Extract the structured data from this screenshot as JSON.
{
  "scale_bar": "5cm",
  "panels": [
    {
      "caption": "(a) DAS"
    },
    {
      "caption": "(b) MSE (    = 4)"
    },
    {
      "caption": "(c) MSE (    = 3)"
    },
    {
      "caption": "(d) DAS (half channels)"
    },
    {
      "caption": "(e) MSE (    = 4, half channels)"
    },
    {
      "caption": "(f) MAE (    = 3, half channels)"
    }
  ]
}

==

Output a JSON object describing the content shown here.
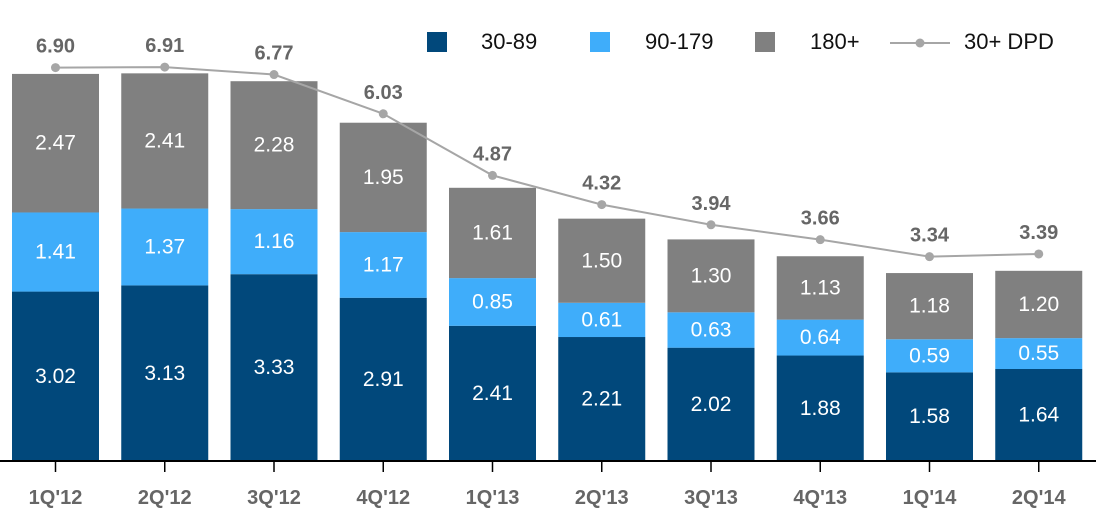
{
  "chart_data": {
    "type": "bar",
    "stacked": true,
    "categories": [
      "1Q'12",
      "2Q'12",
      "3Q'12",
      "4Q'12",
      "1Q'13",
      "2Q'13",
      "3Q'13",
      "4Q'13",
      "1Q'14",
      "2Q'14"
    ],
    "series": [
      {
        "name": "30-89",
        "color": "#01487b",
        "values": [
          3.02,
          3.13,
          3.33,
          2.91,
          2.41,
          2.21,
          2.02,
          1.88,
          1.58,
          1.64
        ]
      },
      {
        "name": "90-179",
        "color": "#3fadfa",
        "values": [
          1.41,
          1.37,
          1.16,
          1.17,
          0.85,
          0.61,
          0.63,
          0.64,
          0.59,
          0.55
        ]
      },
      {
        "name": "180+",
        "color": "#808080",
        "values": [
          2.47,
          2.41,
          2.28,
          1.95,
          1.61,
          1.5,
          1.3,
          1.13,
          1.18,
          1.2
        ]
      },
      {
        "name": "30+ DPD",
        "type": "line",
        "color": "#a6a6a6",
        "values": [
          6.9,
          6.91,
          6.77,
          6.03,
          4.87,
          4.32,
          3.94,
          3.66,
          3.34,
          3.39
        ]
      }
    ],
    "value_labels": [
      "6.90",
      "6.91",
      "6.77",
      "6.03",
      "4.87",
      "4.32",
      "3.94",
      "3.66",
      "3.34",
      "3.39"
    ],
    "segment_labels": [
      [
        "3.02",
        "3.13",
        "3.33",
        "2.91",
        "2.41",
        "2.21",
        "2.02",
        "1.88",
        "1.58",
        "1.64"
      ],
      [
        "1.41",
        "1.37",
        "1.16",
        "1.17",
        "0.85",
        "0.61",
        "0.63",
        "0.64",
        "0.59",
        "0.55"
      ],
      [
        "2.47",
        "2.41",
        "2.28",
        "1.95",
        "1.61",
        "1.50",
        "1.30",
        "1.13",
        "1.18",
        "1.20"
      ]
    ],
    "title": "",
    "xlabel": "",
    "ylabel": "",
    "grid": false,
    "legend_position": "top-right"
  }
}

Set problem:
State how many lines in the records above contain the word "name", and give only that number.

Correct output:
4